Repeat all of the material exactly as given.

******************************

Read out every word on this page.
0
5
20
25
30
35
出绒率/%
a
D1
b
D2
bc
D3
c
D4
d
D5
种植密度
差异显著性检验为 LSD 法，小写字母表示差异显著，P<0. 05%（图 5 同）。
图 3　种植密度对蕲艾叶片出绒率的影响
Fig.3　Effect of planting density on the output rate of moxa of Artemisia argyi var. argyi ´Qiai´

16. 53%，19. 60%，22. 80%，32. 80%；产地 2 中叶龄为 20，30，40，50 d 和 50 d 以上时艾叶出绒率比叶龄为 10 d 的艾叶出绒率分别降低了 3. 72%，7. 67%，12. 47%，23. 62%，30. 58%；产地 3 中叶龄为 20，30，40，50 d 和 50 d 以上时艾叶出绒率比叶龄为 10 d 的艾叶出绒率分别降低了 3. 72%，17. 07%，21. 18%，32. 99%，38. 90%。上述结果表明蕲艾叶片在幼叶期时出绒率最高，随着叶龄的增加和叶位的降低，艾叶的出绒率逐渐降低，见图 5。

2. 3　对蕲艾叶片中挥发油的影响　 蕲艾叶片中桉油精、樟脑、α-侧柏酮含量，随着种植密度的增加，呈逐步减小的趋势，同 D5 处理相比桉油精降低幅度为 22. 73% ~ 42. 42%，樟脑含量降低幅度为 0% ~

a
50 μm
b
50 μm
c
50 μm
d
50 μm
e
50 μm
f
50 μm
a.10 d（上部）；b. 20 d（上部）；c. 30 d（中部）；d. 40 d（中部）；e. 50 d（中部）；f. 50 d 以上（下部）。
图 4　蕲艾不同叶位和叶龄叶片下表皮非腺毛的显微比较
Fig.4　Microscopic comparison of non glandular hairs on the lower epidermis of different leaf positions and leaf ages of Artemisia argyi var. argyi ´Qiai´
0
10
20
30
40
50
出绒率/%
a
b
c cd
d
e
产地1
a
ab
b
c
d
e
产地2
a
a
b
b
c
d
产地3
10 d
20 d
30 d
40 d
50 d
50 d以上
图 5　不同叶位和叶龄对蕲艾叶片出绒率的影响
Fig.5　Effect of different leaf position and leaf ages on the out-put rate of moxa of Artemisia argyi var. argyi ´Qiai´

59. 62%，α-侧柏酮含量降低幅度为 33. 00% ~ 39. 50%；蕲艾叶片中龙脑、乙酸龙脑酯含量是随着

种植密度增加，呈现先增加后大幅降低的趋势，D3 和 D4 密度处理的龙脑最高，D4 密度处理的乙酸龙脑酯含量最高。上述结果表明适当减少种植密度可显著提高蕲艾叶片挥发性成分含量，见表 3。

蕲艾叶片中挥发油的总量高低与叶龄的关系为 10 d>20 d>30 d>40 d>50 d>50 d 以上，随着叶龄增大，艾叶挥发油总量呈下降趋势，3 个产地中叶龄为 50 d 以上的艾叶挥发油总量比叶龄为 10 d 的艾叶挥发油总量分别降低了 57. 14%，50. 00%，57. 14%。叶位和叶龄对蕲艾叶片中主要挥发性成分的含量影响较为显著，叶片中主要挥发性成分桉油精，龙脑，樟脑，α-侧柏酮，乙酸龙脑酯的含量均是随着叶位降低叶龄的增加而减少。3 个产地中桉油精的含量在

******************************

■ Exercise result
Read out every word on this page.
0
5
20
25
30
35
出绒率/%
a
D1
b
D2
bc
D3
c
D4
d
D5
种植密度
差异显著性检验为 LSD 法，小写字母表示差异显著，P<0. 05%（图 5 同）。
图 3　种植密度对蕲艾叶片出绒率的影响
Fig.3　Effect of planting density on the output rate of moxa of Artemisia argyi var. argyi ´Qiai´

16. 53%，19. 60%，22. 80%，32. 80%；产地 2 中叶龄为 20，30，40，50 d 和 50 d 以上时艾叶出绒率比叶龄为 10 d 的艾叶出绒率分别降低了 3. 72%，7. 67%，12. 47%，23. 62%，30. 58%；产地 3 中叶龄为 20，30，40，50 d 和 50 d 以上时艾叶出绒率比叶龄为 10 d 的艾叶出绒率分别降低了 3. 72%，17. 07%，21. 18%，32. 99%，38. 90%。上述结果表明蕲艾叶片在幼叶期时出绒率最高，随着叶龄的增加和叶位的降低，艾叶的出绒率逐渐降低，见图 5。

2. 3　对蕲艾叶片中挥发油的影响　 蕲艾叶片中桉油精、樟脑、α-侧柏酮含量，随着种植密度的增加，呈逐步减小的趋势，同 D5 处理相比桉油精降低幅度为 22. 73% ~ 42. 42%，樟脑含量降低幅度为 0% ~

a
50 μm
b
50 μm
c
50 μm
d
50 μm
e
50 μm
f
50 μm
a.10 d（上部）；b. 20 d（上部）；c. 30 d（中部）；d. 40 d（中部）；e. 50 d（中部）；f. 50 d 以上（下部）。
图 4　蕲艾不同叶位和叶龄叶片下表皮非腺毛的显微比较
Fig.4　Microscopic comparison of non glandular hairs on the lower epidermis of different leaf positions and leaf ages of Artemisia argyi var. argyi ´Qiai´
0
10
20
30
40
50
出绒率/%
a
b
c cd
d
e
产地1
a
ab
b
c
d
e
产地2
a
a
b
b
c
d
产地3
10 d
20 d
30 d
40 d
50 d
50 d以上
图 5　不同叶位和叶龄对蕲艾叶片出绒率的影响
Fig.5　Effect of different leaf position and leaf ages on the out-put rate of moxa of Artemisia argyi var. argyi ´Qiai´

59. 62%，α-侧柏酮含量降低幅度为 33. 00% ~ 39. 50%；蕲艾叶片中龙脑、乙酸龙脑酯含量是随着

种植密度增加，呈现先增加后大幅降低的趋势，D3 和 D4 密度处理的龙脑最高，D4 密度处理的乙酸龙脑酯含量最高。上述结果表明适当减少种植密度可显著提高蕲艾叶片挥发性成分含量，见表 3。

蕲艾叶片中挥发油的总量高低与叶龄的关系为 10 d>20 d>30 d>40 d>50 d>50 d 以上，随着叶龄增大，艾叶挥发油总量呈下降趋势，3 个产地中叶龄为 50 d 以上的艾叶挥发油总量比叶龄为 10 d 的艾叶挥发油总量分别降低了 57. 14%，50. 00%，57. 14%。叶位和叶龄对蕲艾叶片中主要挥发性成分的含量影响较为显著，叶片中主要挥发性成分桉油精，龙脑，樟脑，α-侧柏酮，乙酸龙脑酯的含量均是随着叶位降低叶龄的增加而减少。3 个产地中桉油精的含量在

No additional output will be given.